> _Problem description_:
From the listing that follows, output everything exactly except the pictures.

Recorded data:
-- begin --
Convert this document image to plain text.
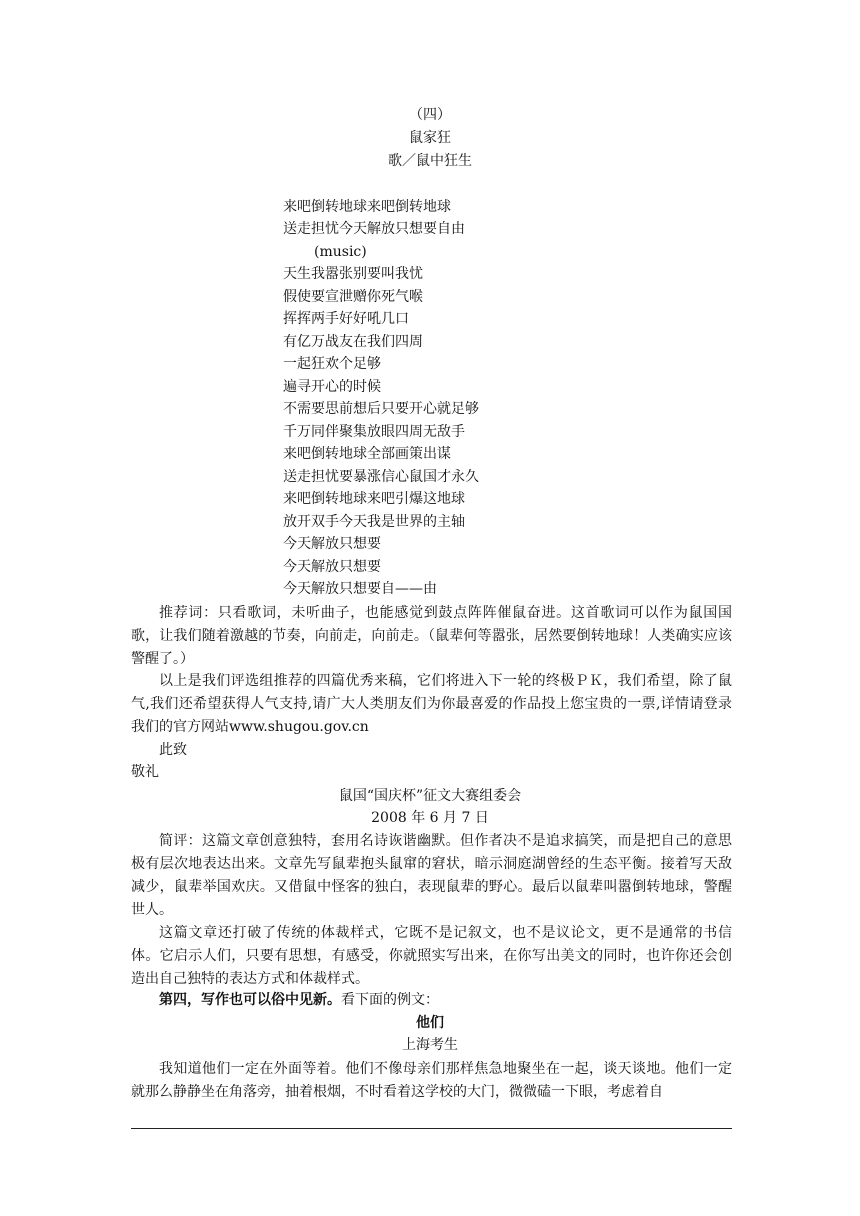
（四）
鼠家狂
歌／鼠中狂生
来吧倒转地球来吧倒转地球
送走担忧今天解放只想要自由
(music)
天生我嚣张别要叫我忧
假使要宣泄赠你死气喉
挥挥两手好好吼几口
有亿万战友在我们四周
一起狂欢个足够
遍寻开心的时候
不需要思前想后只要开心就足够
千万同伴聚集放眼四周无敌手
来吧倒转地球全部画策出谋
送走担忧要暴涨信心鼠国才永久
来吧倒转地球来吧引爆这地球
放开双手今天我是世界的主轴
今天解放只想要
今天解放只想要
今天解放只想要自——由
推荐词：只看歌词，未听曲子，也能感觉到鼓点阵阵催鼠奋进。这首歌词可以作为鼠国国歌，让我们随着激越的节奏，向前走，向前走。（鼠辈何等嚣张，居然要倒转地球！人类确实应该警醒了。）
以上是我们评选组推荐的四篇优秀来稿，它们将进入下一轮的终极ＰＫ，我们希望，除了鼠气,我们还希望获得人气支持,请广大人类朋友们为你最喜爱的作品投上您宝贵的一票,详情请登录我们的官方网站www.shugou.gov.cn
此致
敬礼
鼠国“国庆杯”征文大赛组委会
2008 年 6 月 7 日
简评：这篇文章创意独特，套用名诗诙谐幽默。但作者决不是追求搞笑，而是把自己的意思极有层次地表达出来。文章先写鼠辈抱头鼠窜的窘状，暗示洞庭湖曾经的生态平衡。接着写天敌减少，鼠辈举国欢庆。又借鼠中怪客的独白，表现鼠辈的野心。最后以鼠辈叫嚣倒转地球，警醒世人。
这篇文章还打破了传统的体裁样式，它既不是记叙文，也不是议论文，更不是通常的书信体。它启示人们，只要有思想，有感受，你就照实写出来，在你写出美文的同时，也许你还会创造出自己独特的表达方式和体裁样式。
第四，写作也可以俗中见新。看下面的例文：
他们
上海考生
我知道他们一定在外面等着。他们不像母亲们那样焦急地聚坐在一起，谈天谈地。他们一定就那么静静坐在角落旁，抽着根烟，不时看着这学校的大门，微微磕一下眼，考虑着自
-- end --
> _Solution for this exercise_:
Convert this document image to plain text.
（四）
鼠家狂
歌／鼠中狂生
来吧倒转地球来吧倒转地球
送走担忧今天解放只想要自由
(music)
天生我嚣张别要叫我忧
假使要宣泄赠你死气喉
挥挥两手好好吼几口
有亿万战友在我们四周
一起狂欢个足够
遍寻开心的时候
不需要思前想后只要开心就足够
千万同伴聚集放眼四周无敌手
来吧倒转地球全部画策出谋
送走担忧要暴涨信心鼠国才永久
来吧倒转地球来吧引爆这地球
放开双手今天我是世界的主轴
今天解放只想要
今天解放只想要
今天解放只想要自——由
推荐词：只看歌词，未听曲子，也能感觉到鼓点阵阵催鼠奋进。这首歌词可以作为鼠国国歌，让我们随着激越的节奏，向前走，向前走。（鼠辈何等嚣张，居然要倒转地球！人类确实应该警醒了。）
以上是我们评选组推荐的四篇优秀来稿，它们将进入下一轮的终极ＰＫ，我们希望，除了鼠气,我们还希望获得人气支持,请广大人类朋友们为你最喜爱的作品投上您宝贵的一票,详情请登录我们的官方网站www.shugou.gov.cn
此致
敬礼
鼠国“国庆杯”征文大赛组委会
2008 年 6 月 7 日
简评：这篇文章创意独特，套用名诗诙谐幽默。但作者决不是追求搞笑，而是把自己的意思极有层次地表达出来。文章先写鼠辈抱头鼠窜的窘状，暗示洞庭湖曾经的生态平衡。接着写天敌减少，鼠辈举国欢庆。又借鼠中怪客的独白，表现鼠辈的野心。最后以鼠辈叫嚣倒转地球，警醒世人。
这篇文章还打破了传统的体裁样式，它既不是记叙文，也不是议论文，更不是通常的书信体。它启示人们，只要有思想，有感受，你就照实写出来，在你写出美文的同时，也许你还会创造出自己独特的表达方式和体裁样式。
第四，写作也可以俗中见新。看下面的例文：
他们
上海考生
我知道他们一定在外面等着。他们不像母亲们那样焦急地聚坐在一起，谈天谈地。他们一定就那么静静坐在角落旁，抽着根烟，不时看着这学校的大门，微微磕一下眼，考虑着自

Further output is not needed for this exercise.